**OBJECTIVE**. Reproduce all of the listing below without alteration.
** begin **
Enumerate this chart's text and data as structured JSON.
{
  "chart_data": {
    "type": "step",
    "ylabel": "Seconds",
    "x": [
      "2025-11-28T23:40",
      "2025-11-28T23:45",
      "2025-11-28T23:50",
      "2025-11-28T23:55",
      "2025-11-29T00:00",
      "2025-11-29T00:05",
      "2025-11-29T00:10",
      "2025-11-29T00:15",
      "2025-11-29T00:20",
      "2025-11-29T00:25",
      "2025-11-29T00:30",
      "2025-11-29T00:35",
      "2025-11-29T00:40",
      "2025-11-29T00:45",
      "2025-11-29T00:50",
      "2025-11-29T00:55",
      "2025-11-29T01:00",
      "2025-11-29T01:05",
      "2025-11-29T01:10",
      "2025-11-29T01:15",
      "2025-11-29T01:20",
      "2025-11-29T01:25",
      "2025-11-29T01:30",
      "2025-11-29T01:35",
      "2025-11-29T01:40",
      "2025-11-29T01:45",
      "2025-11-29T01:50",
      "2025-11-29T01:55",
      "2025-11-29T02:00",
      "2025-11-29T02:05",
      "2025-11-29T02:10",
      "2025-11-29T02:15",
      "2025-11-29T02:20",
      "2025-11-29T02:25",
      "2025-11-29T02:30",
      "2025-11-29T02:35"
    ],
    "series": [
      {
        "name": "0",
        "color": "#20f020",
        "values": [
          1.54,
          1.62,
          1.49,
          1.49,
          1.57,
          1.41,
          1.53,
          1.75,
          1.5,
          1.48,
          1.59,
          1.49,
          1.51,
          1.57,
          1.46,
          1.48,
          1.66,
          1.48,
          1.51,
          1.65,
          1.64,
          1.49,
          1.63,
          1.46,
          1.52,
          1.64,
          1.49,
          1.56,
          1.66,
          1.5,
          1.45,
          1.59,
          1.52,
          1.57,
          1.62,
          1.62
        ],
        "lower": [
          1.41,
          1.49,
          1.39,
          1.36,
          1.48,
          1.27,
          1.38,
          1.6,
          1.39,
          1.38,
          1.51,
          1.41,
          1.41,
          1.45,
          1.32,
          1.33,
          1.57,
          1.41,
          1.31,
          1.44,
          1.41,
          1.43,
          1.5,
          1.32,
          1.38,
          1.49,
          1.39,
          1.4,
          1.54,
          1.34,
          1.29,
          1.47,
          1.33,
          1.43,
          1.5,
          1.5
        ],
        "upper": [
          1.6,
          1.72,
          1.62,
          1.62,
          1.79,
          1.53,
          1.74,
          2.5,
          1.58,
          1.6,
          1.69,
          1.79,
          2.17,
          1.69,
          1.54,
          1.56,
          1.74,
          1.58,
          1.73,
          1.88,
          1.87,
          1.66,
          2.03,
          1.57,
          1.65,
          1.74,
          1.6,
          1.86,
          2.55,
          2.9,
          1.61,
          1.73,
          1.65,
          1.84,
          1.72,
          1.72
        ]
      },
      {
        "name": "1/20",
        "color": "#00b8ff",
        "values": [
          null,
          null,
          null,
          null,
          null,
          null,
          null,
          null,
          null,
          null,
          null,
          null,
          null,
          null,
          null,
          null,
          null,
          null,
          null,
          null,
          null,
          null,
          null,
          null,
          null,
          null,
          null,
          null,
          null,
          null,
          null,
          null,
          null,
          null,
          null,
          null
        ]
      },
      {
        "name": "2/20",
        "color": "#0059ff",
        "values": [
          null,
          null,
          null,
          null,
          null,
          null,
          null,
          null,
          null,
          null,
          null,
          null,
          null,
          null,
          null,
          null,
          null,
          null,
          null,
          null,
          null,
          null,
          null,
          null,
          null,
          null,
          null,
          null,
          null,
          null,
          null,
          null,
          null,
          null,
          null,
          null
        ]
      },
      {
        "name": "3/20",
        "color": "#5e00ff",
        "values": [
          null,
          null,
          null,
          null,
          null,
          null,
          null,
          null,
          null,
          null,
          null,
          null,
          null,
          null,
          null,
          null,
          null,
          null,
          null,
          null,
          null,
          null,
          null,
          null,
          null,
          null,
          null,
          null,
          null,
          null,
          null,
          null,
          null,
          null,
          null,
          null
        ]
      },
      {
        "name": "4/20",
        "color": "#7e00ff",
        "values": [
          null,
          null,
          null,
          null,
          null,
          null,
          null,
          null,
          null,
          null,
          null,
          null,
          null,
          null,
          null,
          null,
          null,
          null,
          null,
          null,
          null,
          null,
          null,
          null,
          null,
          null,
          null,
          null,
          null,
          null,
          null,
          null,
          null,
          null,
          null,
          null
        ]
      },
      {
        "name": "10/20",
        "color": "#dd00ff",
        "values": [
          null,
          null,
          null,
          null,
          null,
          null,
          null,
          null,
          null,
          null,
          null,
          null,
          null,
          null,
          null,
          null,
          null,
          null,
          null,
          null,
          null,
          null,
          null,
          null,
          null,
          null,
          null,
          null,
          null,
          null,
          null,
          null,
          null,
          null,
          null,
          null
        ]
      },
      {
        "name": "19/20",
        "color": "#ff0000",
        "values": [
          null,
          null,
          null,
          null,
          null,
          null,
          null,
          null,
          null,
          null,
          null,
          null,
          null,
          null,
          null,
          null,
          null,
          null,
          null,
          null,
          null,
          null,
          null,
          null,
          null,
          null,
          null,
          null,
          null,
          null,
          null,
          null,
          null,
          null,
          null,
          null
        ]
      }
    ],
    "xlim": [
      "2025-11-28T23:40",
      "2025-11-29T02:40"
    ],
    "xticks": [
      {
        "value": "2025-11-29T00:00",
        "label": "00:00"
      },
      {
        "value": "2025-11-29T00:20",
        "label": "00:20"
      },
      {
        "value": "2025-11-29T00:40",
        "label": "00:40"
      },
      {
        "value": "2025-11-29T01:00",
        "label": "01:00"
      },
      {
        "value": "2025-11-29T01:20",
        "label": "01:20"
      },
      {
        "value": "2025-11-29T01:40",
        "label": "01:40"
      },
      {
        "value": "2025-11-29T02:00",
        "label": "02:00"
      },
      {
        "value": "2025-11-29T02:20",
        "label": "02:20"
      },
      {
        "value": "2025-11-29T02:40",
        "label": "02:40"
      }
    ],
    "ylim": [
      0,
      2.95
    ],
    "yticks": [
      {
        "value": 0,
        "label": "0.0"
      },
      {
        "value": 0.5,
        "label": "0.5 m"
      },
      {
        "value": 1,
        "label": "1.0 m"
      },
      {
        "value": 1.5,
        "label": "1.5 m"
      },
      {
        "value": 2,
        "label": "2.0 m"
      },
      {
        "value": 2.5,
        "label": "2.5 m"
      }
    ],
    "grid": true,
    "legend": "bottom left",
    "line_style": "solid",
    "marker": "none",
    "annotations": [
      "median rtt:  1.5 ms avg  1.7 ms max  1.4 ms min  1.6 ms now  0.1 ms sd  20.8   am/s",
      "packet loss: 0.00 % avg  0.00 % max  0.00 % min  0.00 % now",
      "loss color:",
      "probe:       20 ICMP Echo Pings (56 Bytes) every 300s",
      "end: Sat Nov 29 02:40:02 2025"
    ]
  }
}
** end **
**EXERCISE ANSWER**.
Enumerate this chart's text and data as structured JSON.
{
  "chart_data": {
    "type": "step",
    "ylabel": "Seconds",
    "x": [
      "2025-11-28T23:40",
      "2025-11-28T23:45",
      "2025-11-28T23:50",
      "2025-11-28T23:55",
      "2025-11-29T00:00",
      "2025-11-29T00:05",
      "2025-11-29T00:10",
      "2025-11-29T00:15",
      "2025-11-29T00:20",
      "2025-11-29T00:25",
      "2025-11-29T00:30",
      "2025-11-29T00:35",
      "2025-11-29T00:40",
      "2025-11-29T00:45",
      "2025-11-29T00:50",
      "2025-11-29T00:55",
      "2025-11-29T01:00",
      "2025-11-29T01:05",
      "2025-11-29T01:10",
      "2025-11-29T01:15",
      "2025-11-29T01:20",
      "2025-11-29T01:25",
      "2025-11-29T01:30",
      "2025-11-29T01:35",
      "2025-11-29T01:40",
      "2025-11-29T01:45",
      "2025-11-29T01:50",
      "2025-11-29T01:55",
      "2025-11-29T02:00",
      "2025-11-29T02:05",
      "2025-11-29T02:10",
      "2025-11-29T02:15",
      "2025-11-29T02:20",
      "2025-11-29T02:25",
      "2025-11-29T02:30",
      "2025-11-29T02:35"
    ],
    "series": [
      {
        "name": "0",
        "color": "#20f020",
        "values": [
          1.54,
          1.62,
          1.49,
          1.49,
          1.57,
          1.41,
          1.53,
          1.75,
          1.5,
          1.48,
          1.59,
          1.49,
          1.51,
          1.57,
          1.46,
          1.48,
          1.66,
          1.48,
          1.51,
          1.65,
          1.64,
          1.49,
          1.63,
          1.46,
          1.52,
          1.64,
          1.49,
          1.56,
          1.66,
          1.5,
          1.45,
          1.59,
          1.52,
          1.57,
          1.62,
          1.62
        ],
        "lower": [
          1.41,
          1.49,
          1.39,
          1.36,
          1.48,
          1.27,
          1.38,
          1.6,
          1.39,
          1.38,
          1.51,
          1.41,
          1.41,
          1.45,
          1.32,
          1.33,
          1.57,
          1.41,
          1.31,
          1.44,
          1.41,
          1.43,
          1.5,
          1.32,
          1.38,
          1.49,
          1.39,
          1.4,
          1.54,
          1.34,
          1.29,
          1.47,
          1.33,
          1.43,
          1.5,
          1.5
        ],
        "upper": [
          1.6,
          1.72,
          1.62,
          1.62,
          1.79,
          1.53,
          1.74,
          2.5,
          1.58,
          1.6,
          1.69,
          1.79,
          2.17,
          1.69,
          1.54,
          1.56,
          1.74,
          1.58,
          1.73,
          1.88,
          1.87,
          1.66,
          2.03,
          1.57,
          1.65,
          1.74,
          1.6,
          1.86,
          2.55,
          2.9,
          1.61,
          1.73,
          1.65,
          1.84,
          1.72,
          1.72
        ]
      },
      {
        "name": "1/20",
        "color": "#00b8ff",
        "values": [
          null,
          null,
          null,
          null,
          null,
          null,
          null,
          null,
          null,
          null,
          null,
          null,
          null,
          null,
          null,
          null,
          null,
          null,
          null,
          null,
          null,
          null,
          null,
          null,
          null,
          null,
          null,
          null,
          null,
          null,
          null,
          null,
          null,
          null,
          null,
          null
        ]
      },
      {
        "name": "2/20",
        "color": "#0059ff",
        "values": [
          null,
          null,
          null,
          null,
          null,
          null,
          null,
          null,
          null,
          null,
          null,
          null,
          null,
          null,
          null,
          null,
          null,
          null,
          null,
          null,
          null,
          null,
          null,
          null,
          null,
          null,
          null,
          null,
          null,
          null,
          null,
          null,
          null,
          null,
          null,
          null
        ]
      },
      {
        "name": "3/20",
        "color": "#5e00ff",
        "values": [
          null,
          null,
          null,
          null,
          null,
          null,
          null,
          null,
          null,
          null,
          null,
          null,
          null,
          null,
          null,
          null,
          null,
          null,
          null,
          null,
          null,
          null,
          null,
          null,
          null,
          null,
          null,
          null,
          null,
          null,
          null,
          null,
          null,
          null,
          null,
          null
        ]
      },
      {
        "name": "4/20",
        "color": "#7e00ff",
        "values": [
          null,
          null,
          null,
          null,
          null,
          null,
          null,
          null,
          null,
          null,
          null,
          null,
          null,
          null,
          null,
          null,
          null,
          null,
          null,
          null,
          null,
          null,
          null,
          null,
          null,
          null,
          null,
          null,
          null,
          null,
          null,
          null,
          null,
          null,
          null,
          null
        ]
      },
      {
        "name": "10/20",
        "color": "#dd00ff",
        "values": [
          null,
          null,
          null,
          null,
          null,
          null,
          null,
          null,
          null,
          null,
          null,
          null,
          null,
          null,
          null,
          null,
          null,
          null,
          null,
          null,
          null,
          null,
          null,
          null,
          null,
          null,
          null,
          null,
          null,
          null,
          null,
          null,
          null,
          null,
          null,
          null
        ]
      },
      {
        "name": "19/20",
        "color": "#ff0000",
        "values": [
          null,
          null,
          null,
          null,
          null,
          null,
          null,
          null,
          null,
          null,
          null,
          null,
          null,
          null,
          null,
          null,
          null,
          null,
          null,
          null,
          null,
          null,
          null,
          null,
          null,
          null,
          null,
          null,
          null,
          null,
          null,
          null,
          null,
          null,
          null,
          null
        ]
      }
    ],
    "xlim": [
      "2025-11-28T23:40",
      "2025-11-29T02:40"
    ],
    "xticks": [
      {
        "value": "2025-11-29T00:00",
        "label": "00:00"
      },
      {
        "value": "2025-11-29T00:20",
        "label": "00:20"
      },
      {
        "value": "2025-11-29T00:40",
        "label": "00:40"
      },
      {
        "value": "2025-11-29T01:00",
        "label": "01:00"
      },
      {
        "value": "2025-11-29T01:20",
        "label": "01:20"
      },
      {
        "value": "2025-11-29T01:40",
        "label": "01:40"
      },
      {
        "value": "2025-11-29T02:00",
        "label": "02:00"
      },
      {
        "value": "2025-11-29T02:20",
        "label": "02:20"
      },
      {
        "value": "2025-11-29T02:40",
        "label": "02:40"
      }
    ],
    "ylim": [
      0,
      2.95
    ],
    "yticks": [
      {
        "value": 0,
        "label": "0.0"
      },
      {
        "value": 0.5,
        "label": "0.5 m"
      },
      {
        "value": 1,
        "label": "1.0 m"
      },
      {
        "value": 1.5,
        "label": "1.5 m"
      },
      {
        "value": 2,
        "label": "2.0 m"
      },
      {
        "value": 2.5,
        "label": "2.5 m"
      }
    ],
    "grid": true,
    "legend": "bottom left",
    "line_style": "solid",
    "marker": "none",
    "annotations": [
      "median rtt:  1.5 ms avg  1.7 ms max  1.4 ms min  1.6 ms now  0.1 ms sd  20.8   am/s",
      "packet loss: 0.00 % avg  0.00 % max  0.00 % min  0.00 % now",
      "loss color:",
      "probe:       20 ICMP Echo Pings (56 Bytes) every 300s",
      "end: Sat Nov 29 02:40:02 2025"
    ]
  }
}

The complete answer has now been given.